# START OF Provided entries

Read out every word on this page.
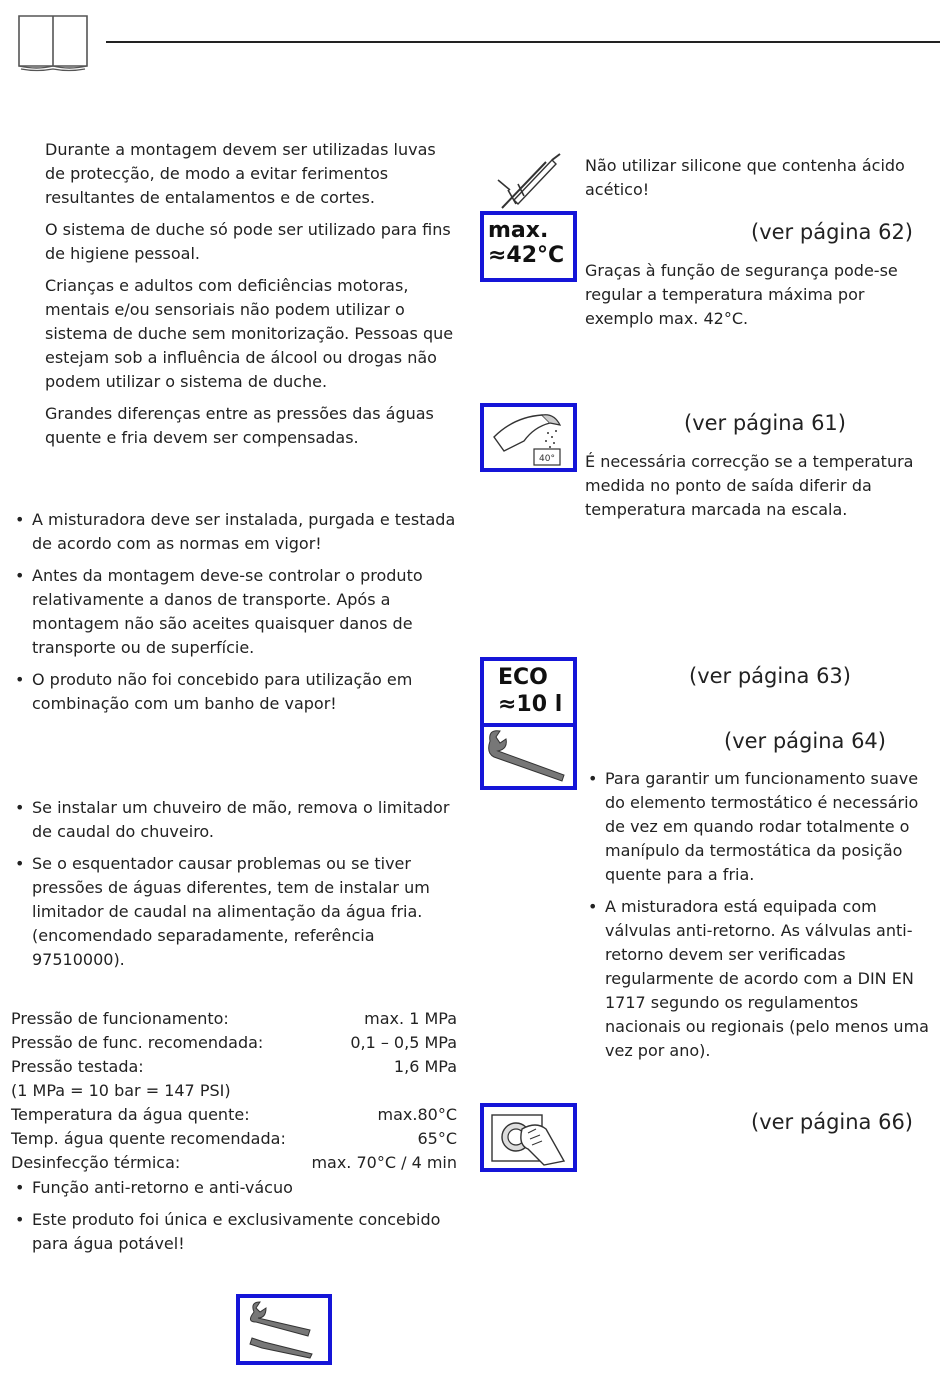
Durante a montagem devem ser utilizadas luvas de protecção, de modo a evitar ferimentos resultantes de entalamentos e de cortes.

O sistema de duche só pode ser utilizado para fins de higiene pessoal.

Crianças e adultos com deficiências motoras, mentais e/ou sensoriais não podem utilizar o sistema de duche sem monitorização. Pessoas que estejam sob a influência de álcool ou drogas não podem utilizar o sistema de duche.

Grandes diferenças entre as pressões das águas quente e fria devem ser compensadas.

• A misturadora deve ser instalada, purgada e testada de acordo com as normas em vigor!
• Antes da montagem deve-se controlar o produto relativamente a danos de transporte. Após a montagem não são aceites quaisquer danos de transporte ou de superfície.
• O produto não foi concebido para utilização em combinação com um banho de vapor!
• Se instalar um chuveiro de mão, remova o limitador de caudal do chuveiro.
• Se o esquentador causar problemas ou se tiver pressões de águas diferentes, tem de instalar um limitador de caudal na alimentação da água fria. (encomendado separadamente, referência 97510000).
Pressão de funcionamento:	max. 1 MPa
Pressão de func. recomendada:	0,1 – 0,5 MPa
Pressão testada:	1,6 MPa
(1 MPa = 10 bar = 147 PSI)
Temperatura da água quente:	max.80°C
Temp. água quente recomendada:	65°C
Desinfecção térmica:	max. 70°C / 4 min
• Função anti-retorno e anti-vácuo
• Este produto foi única e exclusivamente concebido para água potável!
Não utilizar silicone que contenha ácido acético!
max.
≈42°C
(ver página 62)
Graças à função de segurança pode-se regular a temperatura máxima por exemplo max. 42°C.
40°
(ver página 61)
É necessária correcção se a temperatura medida no ponto de saída diferir da temperatura marcada na escala.
ECO
≈10 l
(ver página 63)
(ver página 64)
• Para garantir um funcionamento suave do elemento termostático é necessário de vez em quando rodar totalmente o manípulo da termostática da posição quente para a fria.
• A misturadora está equipada com válvulas anti-retorno. As válvulas anti-retorno devem ser verificadas regularmente de acordo com a DIN EN 1717 segundo os regulamentos nacionais ou regionais (pelo menos uma vez por ano).
(ver página 66)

# END OF Provided entries

Without the pictures, return all the records precisely as they stand.

Read out every word on this page.
Durante a montagem devem ser utilizadas luvas de protecção, de modo a evitar ferimentos resultantes de entalamentos e de cortes.

O sistema de duche só pode ser utilizado para fins de higiene pessoal.

Crianças e adultos com deficiências motoras, mentais e/ou sensoriais não podem utilizar o sistema de duche sem monitorização. Pessoas que estejam sob a influência de álcool ou drogas não podem utilizar o sistema de duche.

Grandes diferenças entre as pressões das águas quente e fria devem ser compensadas.

• A misturadora deve ser instalada, purgada e testada de acordo com as normas em vigor!
• Antes da montagem deve-se controlar o produto relativamente a danos de transporte. Após a montagem não são aceites quaisquer danos de transporte ou de superfície.
• O produto não foi concebido para utilização em combinação com um banho de vapor!
• Se instalar um chuveiro de mão, remova o limitador de caudal do chuveiro.
• Se o esquentador causar problemas ou se tiver pressões de águas diferentes, tem de instalar um limitador de caudal na alimentação da água fria. (encomendado separadamente, referência 97510000).
Pressão de funcionamento:	max. 1 MPa
Pressão de func. recomendada:	0,1 – 0,5 MPa
Pressão testada:	1,6 MPa
(1 MPa = 10 bar = 147 PSI)
Temperatura da água quente:	max.80°C
Temp. água quente recomendada:	65°C
Desinfecção térmica:	max. 70°C / 4 min
• Função anti-retorno e anti-vácuo
• Este produto foi única e exclusivamente concebido para água potável!
Não utilizar silicone que contenha ácido acético!
max.
≈42°C
(ver página 62)
Graças à função de segurança pode-se regular a temperatura máxima por exemplo max. 42°C.
40°
(ver página 61)
É necessária correcção se a temperatura medida no ponto de saída diferir da temperatura marcada na escala.
ECO
≈10 l
(ver página 63)
(ver página 64)
• Para garantir um funcionamento suave do elemento termostático é necessário de vez em quando rodar totalmente o manípulo da termostática da posição quente para a fria.
• A misturadora está equipada com válvulas anti-retorno. As válvulas anti-retorno devem ser verificadas regularmente de acordo com a DIN EN 1717 segundo os regulamentos nacionais ou regionais (pelo menos uma vez por ano).
(ver página 66)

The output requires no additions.